■ DOCUMENT PASSAGE:

※ ※ ※

Job turnover decreased in June, the Labor Department reported on Tuesday, suggesting that the American labor market continues to slow down from its meteoric ascent after the pandemic lockdowns.
There were 9.6 million job openings in June 2023, roughly the same as a month earlier, according to the Job Openings and Labor Turnover Survey (JOLTS).
Employers have tightened the screws on hiring in recent months, with job openings falling to their lowest level since April 2021 as the economy responds to tightening monetary policy.
The most notable changes in June were not in job openings, but in hiring and quitting. There were 5.9 million hires in June, down from 6.2 million in May. And the quits rate, a measure of workers’ confidence in the job market and bargaining power, decreased to 2.4 percent, from 2.6 percent in May and down from a record of 3 percent in April 2022.
The number of workers laid off was 1.5 million, about the same as in May.
Quotable: ‘The labor market is unbalanced.’
“We’re still in an economy where the labor market is unbalanced,” said Michael Strain, an economist at the American Enterprise Institute, “with the demand for workers substantially outpacing the supply of workers.” There are roughly 1.6 job openings for each unemployed worker.
Why It Matters: The economy moves closer to a ‘soft landing.’
Over the past 16 months, as they has sought to curb inflation and make sure the economy does not overheat, Federal Reserve policymakers have pursued the coveted “soft landing.” That means bringing down inflation to the Fed’s target of 2 percent by raising interest rates without causing a significant jump in unemployment, avoiding a recession.
The June JOLTS report provides more optimism that the Fed is approaching that soft landing, as demand for workers remains robust while tapering gradually. Inflation remains high by historical standards — at 3 percent, according to the latest data — but has eased substantially.
“This is a really strong labor market that is staying strong but slowing down,” said Preston Mui, a senior economist at Employ America, a research and advocacy group focused on the job market.
At the end of their last meeting on July 26, policymakers raised rates a quarter-point, and the Fed’s chair, Jerome H. Powell, said its staff economists were no longer projecting a recession for 2023. But Mr. Powell left the door open to further rate increases and said the economy still had “a long way to go” to 2 percent inflation.

※ ※ ※

■ RECORD SET:
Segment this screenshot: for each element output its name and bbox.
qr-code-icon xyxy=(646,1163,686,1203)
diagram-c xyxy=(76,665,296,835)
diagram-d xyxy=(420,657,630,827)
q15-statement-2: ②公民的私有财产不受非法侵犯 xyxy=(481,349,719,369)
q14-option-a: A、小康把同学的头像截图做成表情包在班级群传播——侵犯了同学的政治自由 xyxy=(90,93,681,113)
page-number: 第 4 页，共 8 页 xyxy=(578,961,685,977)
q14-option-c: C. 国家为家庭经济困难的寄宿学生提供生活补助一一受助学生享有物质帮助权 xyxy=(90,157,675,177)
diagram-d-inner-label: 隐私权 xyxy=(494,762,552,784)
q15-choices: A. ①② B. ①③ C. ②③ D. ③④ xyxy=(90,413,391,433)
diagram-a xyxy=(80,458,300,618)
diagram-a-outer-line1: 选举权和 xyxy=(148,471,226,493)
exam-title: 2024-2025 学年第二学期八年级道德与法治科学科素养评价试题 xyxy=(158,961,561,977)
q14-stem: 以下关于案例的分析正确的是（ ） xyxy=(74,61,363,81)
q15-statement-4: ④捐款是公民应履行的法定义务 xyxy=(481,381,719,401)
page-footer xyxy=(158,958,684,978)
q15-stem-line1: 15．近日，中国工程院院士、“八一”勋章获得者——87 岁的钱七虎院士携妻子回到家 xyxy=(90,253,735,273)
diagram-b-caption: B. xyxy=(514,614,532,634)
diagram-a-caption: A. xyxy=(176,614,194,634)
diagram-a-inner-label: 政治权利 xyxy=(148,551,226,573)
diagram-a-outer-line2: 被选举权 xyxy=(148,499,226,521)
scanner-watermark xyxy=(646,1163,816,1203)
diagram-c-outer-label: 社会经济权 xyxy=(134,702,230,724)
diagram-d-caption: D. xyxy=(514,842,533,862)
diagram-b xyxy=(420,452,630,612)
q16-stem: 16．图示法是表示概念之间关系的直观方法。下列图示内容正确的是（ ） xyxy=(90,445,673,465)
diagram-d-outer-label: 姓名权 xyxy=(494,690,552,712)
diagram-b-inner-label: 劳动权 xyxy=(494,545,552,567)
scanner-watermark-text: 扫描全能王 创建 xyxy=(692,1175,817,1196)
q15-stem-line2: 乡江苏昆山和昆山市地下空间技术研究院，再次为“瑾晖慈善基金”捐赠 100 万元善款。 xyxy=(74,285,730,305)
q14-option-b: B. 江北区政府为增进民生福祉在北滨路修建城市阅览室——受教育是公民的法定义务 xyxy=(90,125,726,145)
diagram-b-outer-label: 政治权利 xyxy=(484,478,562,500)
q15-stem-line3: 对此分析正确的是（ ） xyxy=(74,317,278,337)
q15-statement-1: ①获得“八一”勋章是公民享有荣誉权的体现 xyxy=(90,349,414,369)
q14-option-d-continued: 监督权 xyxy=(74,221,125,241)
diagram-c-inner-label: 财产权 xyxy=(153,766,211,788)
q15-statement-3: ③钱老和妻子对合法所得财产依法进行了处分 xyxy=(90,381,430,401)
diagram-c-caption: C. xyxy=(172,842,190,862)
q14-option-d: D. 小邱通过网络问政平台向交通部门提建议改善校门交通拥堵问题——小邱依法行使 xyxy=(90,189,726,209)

※ ※ ※

■ ACTIVITY 1:
List every person named in the article on June job turnover, along with the organization the article links to each one.
■ ACTIVITY 2:
Please answer these from the article on June job turnover:
(a) How many hires were there in June?
(b) About how many job openings are there for each unemployed worker?
(c) On what date did the policymakers' last meeting end?
■ ACTIVITY 3:
Continue the article on June job turnover from its last sentence.
The records have no connection to the article on June job turnover.

■ YOUR RESPONSE 1:
- Michael Strain: American Enterprise Institute
- Preston Mui: Employ America
- Jerome H. Powell: the Federal Reserve (its chair)

■ YOUR RESPONSE 2:
(a) 5.9 million
(b) Roughly 1.6
(c) July 26

■ YOUR RESPONSE 3:
Background: It’s been a good time to be a worker.
As the U.S. economy rapidly rose out of the Covid-19 recession in 2020, a powerful narrative built: “Nobody wants to work.” There was some truth to that hyperbole. Employers had a hard time finding workers, and workers reaped the rewards, quitting their jobs to find better-paying ones (and succeeding).
With quit rates falling in recent months, the so-called great resignation appears to be over, if not receding, and the continued downward trajectory of job openings implies that employers are less eager to fill staffing shortages.
Employers are not hiring with the fervor they were a few months ago, but they are not yet casting aside workers, who might not lose the gains they have achieved during the pandemic recovery.
What’s Next: The June jobs report lands on Friday.
The Labor Department will release the July employment report on Friday. The unemployment rate for June sat at 3.6 percent, a dip from 3.7 percent in May but higher than the 3.4 percent recorded in January and April, the lowest jobless rate since 1969.
June was the 30th consecutive month of gains in U.S. payrolls, as the economy added 209,000 jobs, and economists surveyed by Bloomberg expect the economy to have added another 200,000 jobs in July. Fed policymakers will be watching the report closely, but one more month’s data will arrive before they next convene Sept. 19-20.